◆ STUDY TEXT
* * * * * * * * *
I used to be a giant weeb in my teens, but more so for the vibes (or whatever) than actually liking anime or mango (given that I've watched 7 or 8 titles, maybe). I attended a lot of weeb conventions (12 of them or so) and my first at the ripe old age of 10 I believe. And I even moderated a panel once, with my friend! It was about Elsword in the golden days! Said panel was attended by one jealous incel out of spite; because I dated the girl he wanted to. We both left his stinky-ass guild the following week. He was basic af and I cannot imagine any other way of having sex with him than with something in his mouth and a bag on his head. It's not even about being ugly. It's about being ugly on the inside. He was also homophobic so he was thrice as ugly if you ask me. Now I'm ace and gay and my ex-girlfriend is engaged to a trans guy - suck it bitch. Anyway, yeah. I still have the entrance thing-y with "Dr Aki" as a nickname. I had PhD at the ripe old age of 10. What were you doing with your life?
So I talk a lot about learning English out of spite so maybe now I'll like… Bring the context to this; So in my 1st year of middle school, my English teacher told me I'm not gonna achieve anything in this field because I'm dyslexic and I don't pronounce shit correctly. So I took it upon myself to spit on her face and I started teaching myself by myself; I was reading dictionaries (still do, as a matter of fact, that's a hobby of mine; and according to my favourite greek professor - hers too), watching dozen people speaking English on ytube (usually tried to pick folks of different ethnicities because it's so damn enticing and mesmerising; listening to how different groups speak the same language differently) and so on and so forth. From that year onward, I was finishing every year with the highest possible grade (here, marks go from 1 to 6. With 1 being the lowest, and 6 being the highest - and requiring knowledge beyond the given curriculum) and 3 years later I went to represent my piece of shit worthy high school on English Olympics. It's like a string of tests for nerds. I didn't get really far, to be fair my life was a literal fucking mess at the time, but I got to the 2nd stage (out of 3) and got my ass handed to me by *one* exercise. I can do a lot of shit, but you take letters out of words for me and I'm donezo. I'm pulling the white flag, throwing the towel, tapping out. I can't. So yeah, I'm a machine powered up by spite!
* * * * * * * * *
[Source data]
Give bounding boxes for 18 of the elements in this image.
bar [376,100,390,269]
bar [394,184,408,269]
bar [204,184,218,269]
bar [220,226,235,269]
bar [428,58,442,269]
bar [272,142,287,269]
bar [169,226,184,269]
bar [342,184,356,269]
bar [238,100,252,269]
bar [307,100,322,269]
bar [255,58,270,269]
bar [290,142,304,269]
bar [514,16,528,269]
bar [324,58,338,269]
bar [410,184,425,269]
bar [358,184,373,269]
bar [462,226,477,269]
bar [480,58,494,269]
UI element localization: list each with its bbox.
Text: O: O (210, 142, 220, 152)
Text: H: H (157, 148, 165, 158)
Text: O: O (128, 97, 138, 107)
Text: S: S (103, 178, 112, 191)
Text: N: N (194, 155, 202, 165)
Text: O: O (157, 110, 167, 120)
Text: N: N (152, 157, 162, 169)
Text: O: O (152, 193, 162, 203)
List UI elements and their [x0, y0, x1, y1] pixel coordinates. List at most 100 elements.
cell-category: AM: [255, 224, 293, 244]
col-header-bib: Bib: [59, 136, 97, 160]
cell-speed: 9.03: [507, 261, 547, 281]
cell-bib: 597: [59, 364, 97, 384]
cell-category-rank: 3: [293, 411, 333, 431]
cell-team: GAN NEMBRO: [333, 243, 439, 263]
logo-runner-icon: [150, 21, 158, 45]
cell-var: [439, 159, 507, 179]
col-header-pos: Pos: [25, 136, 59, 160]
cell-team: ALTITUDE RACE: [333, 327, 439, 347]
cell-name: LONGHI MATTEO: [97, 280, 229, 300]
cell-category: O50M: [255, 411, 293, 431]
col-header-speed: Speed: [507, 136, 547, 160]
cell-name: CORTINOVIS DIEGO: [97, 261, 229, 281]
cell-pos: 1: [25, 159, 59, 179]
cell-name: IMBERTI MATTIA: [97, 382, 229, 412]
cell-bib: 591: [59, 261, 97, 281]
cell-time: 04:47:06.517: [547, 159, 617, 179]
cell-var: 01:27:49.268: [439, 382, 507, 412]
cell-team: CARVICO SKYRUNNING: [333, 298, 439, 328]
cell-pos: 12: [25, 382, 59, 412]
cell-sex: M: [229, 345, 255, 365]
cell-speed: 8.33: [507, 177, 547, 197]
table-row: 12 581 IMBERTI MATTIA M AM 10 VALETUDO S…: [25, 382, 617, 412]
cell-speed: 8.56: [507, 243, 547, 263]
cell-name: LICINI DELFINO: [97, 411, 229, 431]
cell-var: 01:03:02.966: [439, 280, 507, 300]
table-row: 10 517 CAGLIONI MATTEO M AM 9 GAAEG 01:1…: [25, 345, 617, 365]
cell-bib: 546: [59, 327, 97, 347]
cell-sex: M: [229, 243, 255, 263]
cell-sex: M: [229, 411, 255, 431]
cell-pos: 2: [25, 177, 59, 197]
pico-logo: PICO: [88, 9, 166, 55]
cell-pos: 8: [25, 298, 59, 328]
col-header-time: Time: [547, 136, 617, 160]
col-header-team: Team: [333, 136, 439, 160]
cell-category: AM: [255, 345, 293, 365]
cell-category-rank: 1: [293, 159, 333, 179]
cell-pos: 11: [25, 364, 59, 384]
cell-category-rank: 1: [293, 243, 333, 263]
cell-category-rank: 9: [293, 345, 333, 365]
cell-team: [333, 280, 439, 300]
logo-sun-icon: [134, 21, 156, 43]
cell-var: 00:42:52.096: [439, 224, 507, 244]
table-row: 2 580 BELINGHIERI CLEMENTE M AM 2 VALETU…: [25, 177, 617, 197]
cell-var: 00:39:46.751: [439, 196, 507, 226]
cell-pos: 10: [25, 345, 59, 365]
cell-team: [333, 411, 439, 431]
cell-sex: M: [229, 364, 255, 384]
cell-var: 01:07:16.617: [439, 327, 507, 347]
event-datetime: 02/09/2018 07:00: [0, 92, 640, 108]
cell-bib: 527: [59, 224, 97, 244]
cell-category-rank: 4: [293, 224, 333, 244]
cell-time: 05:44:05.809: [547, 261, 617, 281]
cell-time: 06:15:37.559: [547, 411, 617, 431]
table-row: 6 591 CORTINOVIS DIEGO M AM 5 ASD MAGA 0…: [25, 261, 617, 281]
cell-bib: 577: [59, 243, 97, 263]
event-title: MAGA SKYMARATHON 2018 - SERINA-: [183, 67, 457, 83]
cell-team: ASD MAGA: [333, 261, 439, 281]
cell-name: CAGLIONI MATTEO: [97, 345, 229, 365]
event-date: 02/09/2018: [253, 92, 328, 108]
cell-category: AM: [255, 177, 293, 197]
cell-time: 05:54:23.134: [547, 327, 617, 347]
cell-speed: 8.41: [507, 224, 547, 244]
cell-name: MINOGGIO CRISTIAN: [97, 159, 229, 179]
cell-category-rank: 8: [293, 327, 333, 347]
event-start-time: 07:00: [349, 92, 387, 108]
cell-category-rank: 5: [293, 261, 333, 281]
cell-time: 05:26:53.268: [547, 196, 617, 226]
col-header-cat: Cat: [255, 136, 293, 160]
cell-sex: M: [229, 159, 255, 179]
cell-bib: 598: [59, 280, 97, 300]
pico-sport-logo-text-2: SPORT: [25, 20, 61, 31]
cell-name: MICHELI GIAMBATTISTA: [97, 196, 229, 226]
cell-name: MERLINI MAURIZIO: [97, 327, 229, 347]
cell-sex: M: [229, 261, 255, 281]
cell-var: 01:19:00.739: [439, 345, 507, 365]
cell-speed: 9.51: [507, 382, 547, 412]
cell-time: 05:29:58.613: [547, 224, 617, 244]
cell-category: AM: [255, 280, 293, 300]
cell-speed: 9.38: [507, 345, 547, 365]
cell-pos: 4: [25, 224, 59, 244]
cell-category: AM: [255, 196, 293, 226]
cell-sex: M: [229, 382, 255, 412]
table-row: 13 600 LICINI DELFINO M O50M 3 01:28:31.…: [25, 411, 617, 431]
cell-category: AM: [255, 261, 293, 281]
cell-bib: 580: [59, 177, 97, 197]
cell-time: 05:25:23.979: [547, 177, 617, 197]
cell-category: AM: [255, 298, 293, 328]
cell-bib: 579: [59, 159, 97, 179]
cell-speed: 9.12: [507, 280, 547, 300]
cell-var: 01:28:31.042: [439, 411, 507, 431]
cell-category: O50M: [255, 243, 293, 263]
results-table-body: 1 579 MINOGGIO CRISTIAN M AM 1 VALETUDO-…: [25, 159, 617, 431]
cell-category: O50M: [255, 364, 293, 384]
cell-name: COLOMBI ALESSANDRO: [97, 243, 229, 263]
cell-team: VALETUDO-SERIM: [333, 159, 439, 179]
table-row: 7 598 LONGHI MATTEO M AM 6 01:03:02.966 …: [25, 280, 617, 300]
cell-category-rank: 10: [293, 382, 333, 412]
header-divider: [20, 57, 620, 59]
* * * * * * * * *
◆ ACTIVITY
For each statement, answer yes or no according to the post, and quote the words of the post that decide it. 1. The writer moderated a convention panel alone. 2. In the writer's school system, 6 is the highest mark. 3. The writer reached the final stage of the English Olympics.

◆ FINISHED TASK
1. No: "And I even moderated a panel once, with my friend!"
2. Yes: "With 1 being the lowest, and 6 being the highest"
3. No: "I got to the 2nd stage (out of 3)"